> [Text segment]
# # # # #

The NPS offers brochures for downloading at: https://www.nps.gov/glac/planyourvisit/brochures.htm I think they are good and also thorough.
To get there I drove west on US20 to Wyoming, then north on US 85 and west to Wright, then north through Gillette to Miles City Montana and Jordon, then west on 200 through Lewistown to Great Falls. I took a side trip to Fort Benton which proved to have more interesting museums than Great Falls. From Great Falls, I took US 89 to Browning and St. Mary. I stayed off interstates pulling my vintage Airstream at 52 mph I consider suicidal on interstates.
There is a family owned steam tractor museum east of Great Falls, but there weren't any family members around the day I drove by.
I headed for home going east on US 2. There were several decent and some not open county historical museums along the way and I dropped in on Boysun near Wolf Point. I headed south at Williston ND on US 85 and worked my way south and east through Pierre (good ag museum there) and then to Madison for a farm show (late in August) but the show grounds may be open as a museum. Then up to Brookings for the good university ag museum, then east to LeSueur for the Pioneer Power Show, then home.
State travel guide books should list places to visit, like working county museums, dams along the major rivers, and state and county parks.
I had planned to take a horseback tour but I sprained my back working on the Airstream at Fort Benton and didn't think riding a horse would be fun. The boat tour guide claimed that the average visiting time for Glacier is the time it takes to drive the Going to the Sun Road one way. I was there three days and did get to nearly all of the park that was drivable but not to the Canadian side. A tour to Canada takes planning ahead with a passport or passport card and arranging ahead of time to get the ride.

# # # # #

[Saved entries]

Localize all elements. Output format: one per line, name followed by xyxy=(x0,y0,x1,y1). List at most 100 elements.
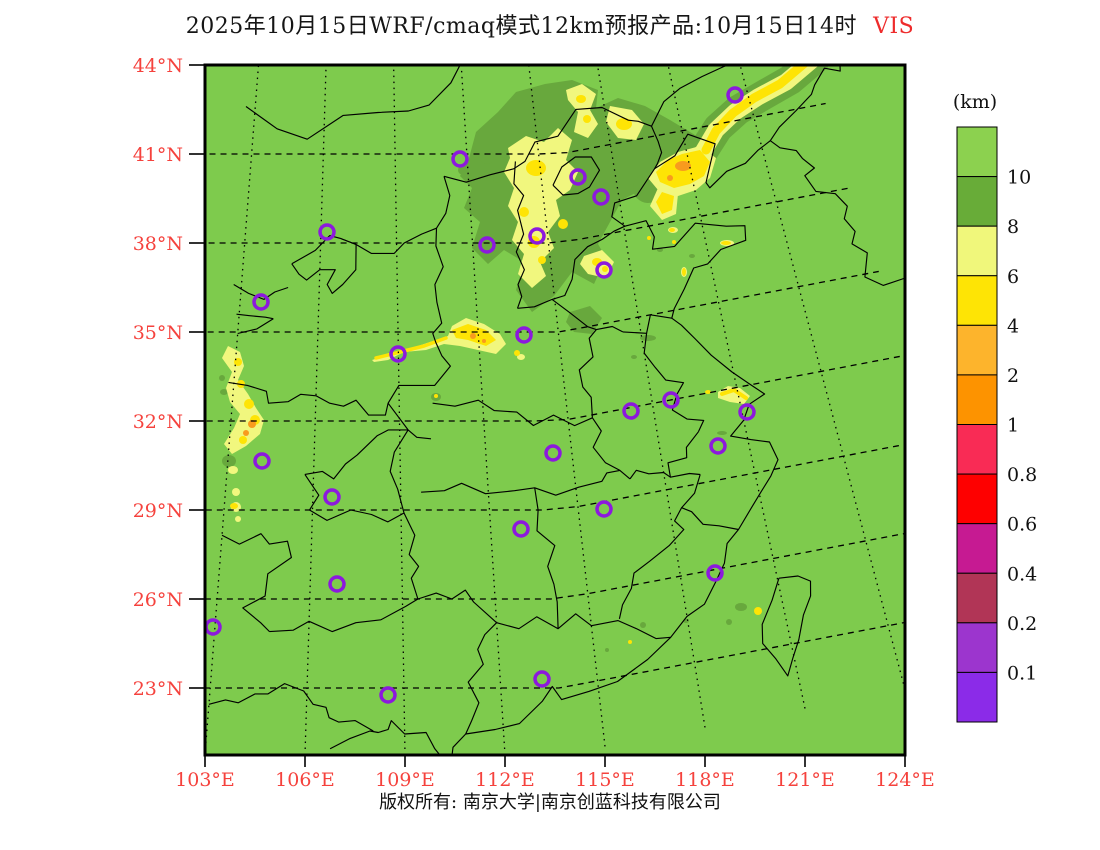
boundary-line xyxy=(233,284,289,300)
colorbar-tick-label: 1 xyxy=(1007,415,1019,437)
parallel-line xyxy=(205,186,853,244)
city-marker xyxy=(253,452,271,470)
boundary-line xyxy=(534,487,559,629)
fill-spot-y xyxy=(721,241,731,245)
boundary-line xyxy=(761,575,812,677)
colorbar-segment xyxy=(956,671,998,723)
fill-spot-dg xyxy=(493,175,501,183)
boundary-line xyxy=(443,65,731,183)
fill-spot-dg xyxy=(717,431,727,435)
fill-spot-dg xyxy=(689,254,695,258)
fill-spot-y xyxy=(576,95,586,103)
fill-spot-y xyxy=(705,390,711,394)
fill-spot-y xyxy=(558,219,568,229)
colorbar-segment xyxy=(956,324,998,376)
fill-spot-ly xyxy=(228,466,238,474)
colorbar-segment xyxy=(956,424,998,475)
city-marker xyxy=(515,326,533,344)
boundary-line xyxy=(667,431,699,478)
fill-spot-y xyxy=(583,115,591,123)
city-marker xyxy=(544,444,562,462)
colorbar-tick-label: 4 xyxy=(1007,315,1019,337)
boundary-line xyxy=(578,329,597,418)
fill-spot-dg xyxy=(480,150,494,164)
parallel-line xyxy=(205,621,905,689)
lat-label: 38°N xyxy=(133,233,183,255)
boundary-line xyxy=(513,161,525,309)
lat-label: 26°N xyxy=(133,589,183,611)
fill-spot-y xyxy=(230,503,238,509)
lon-label: 106°E xyxy=(275,769,335,791)
boundary-line xyxy=(622,314,672,334)
fill-spot-ly xyxy=(232,488,240,496)
fill-spot-o xyxy=(482,339,486,343)
lon-label: 112°E xyxy=(475,769,535,791)
fill-spot-o xyxy=(667,175,673,181)
fill-spot-dg xyxy=(219,375,225,381)
fill-spot-ly xyxy=(235,516,241,522)
boundary-line xyxy=(551,298,624,333)
colorbar-tick-label: 0.6 xyxy=(1007,514,1037,536)
fill-spot-o xyxy=(470,333,476,339)
boundary-line xyxy=(269,598,419,633)
city-marker xyxy=(533,670,551,688)
colorbar-tick-label: 0.4 xyxy=(1007,563,1037,585)
parallel-line xyxy=(205,354,905,422)
axis-ticks xyxy=(189,64,906,767)
boundary-line xyxy=(329,720,441,755)
boundary-line xyxy=(650,125,663,169)
city-marker xyxy=(662,391,680,409)
boundary-line xyxy=(618,474,701,620)
city-marker xyxy=(323,488,341,506)
city-marker xyxy=(592,188,610,206)
colorbar-segment xyxy=(956,126,998,178)
fill-spot-dg xyxy=(220,389,228,395)
colorbar-tick-label: 0.2 xyxy=(1007,613,1037,635)
fill-spot-dg xyxy=(640,622,646,628)
boundary-line xyxy=(236,313,274,320)
lat-label: 35°N xyxy=(133,322,183,344)
copyright-footer: 版权所有: 南京大学|南京创蓝科技有限公司 xyxy=(379,792,721,813)
city-marker xyxy=(379,686,397,704)
fill-region-ly xyxy=(566,84,598,138)
boundary-line xyxy=(552,156,601,196)
fill-spot-ly xyxy=(517,354,525,360)
colorbar-segment xyxy=(956,275,998,326)
city-markers xyxy=(205,86,756,704)
colorbar-tick-label: 2 xyxy=(1007,365,1019,387)
colorbar-segment xyxy=(956,572,998,624)
fill-spot-dg xyxy=(605,648,609,652)
fill-spot-y xyxy=(526,160,546,176)
fill-spot-y xyxy=(538,256,546,264)
boundary-line xyxy=(517,225,626,309)
colorbar-tick-label: 0.8 xyxy=(1007,464,1037,486)
colorbar-segment xyxy=(956,622,998,673)
fill-spot-y xyxy=(616,118,632,130)
fill-region-dg xyxy=(566,306,602,334)
fill-spot-dg xyxy=(735,603,747,611)
city-marker xyxy=(528,227,546,245)
boundary-line xyxy=(769,140,905,286)
fill-spot-y xyxy=(682,268,686,276)
colorbar-segment xyxy=(956,473,998,525)
colorbar-tick-label: 8 xyxy=(1007,216,1019,238)
boundary-line xyxy=(417,589,497,624)
lon-label: 103°E xyxy=(175,769,235,791)
colorbar-segment xyxy=(956,176,998,227)
parallel-line xyxy=(205,65,560,66)
fill-spot-y xyxy=(514,350,520,356)
longitude-axis-labels: 103°E 106°E 109°E 112°E 115°E 118°E 121°E 124°E xyxy=(175,769,935,791)
boundary-line xyxy=(208,683,374,732)
fill-spot-y xyxy=(244,399,254,409)
fill-spot-y xyxy=(647,236,651,240)
fill-band-y xyxy=(720,388,748,400)
boundary-line xyxy=(591,417,631,480)
boundary-line xyxy=(432,176,451,343)
title-product-code: VIS xyxy=(873,14,915,39)
colorbar-tick-label: 10 xyxy=(1007,167,1031,189)
meridian-line xyxy=(667,65,806,709)
boundary-line xyxy=(643,333,705,433)
city-marker xyxy=(328,575,346,593)
map-frame xyxy=(203,63,907,757)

# # # # #

> [Task set]
A - List every numbered highway the Glacier trip account mentions, each one once.
B - Copy the passage of the Glacier trip account starting with "State travel guide" and going on through "get the ride.".

> [Results in order]
A - US20, US 85, 200, US 89, US 2

B -
State travel guide books should list places to visit, like working county museums, dams along the major rivers, and state and county parks.
I had planned to take a horseback tour but I sprained my back working on the Airstream at Fort Benton and didn't think riding a horse would be fun. The boat tour guide claimed that the average visiting time for Glacier is the time it takes to drive the Going to the Sun Road one way. I was there three days and did get to nearly all of the park that was drivable but not to the Canadian side. A tour to Canada takes planning ahead with a passport or passport card and arranging ahead of time to get the ride.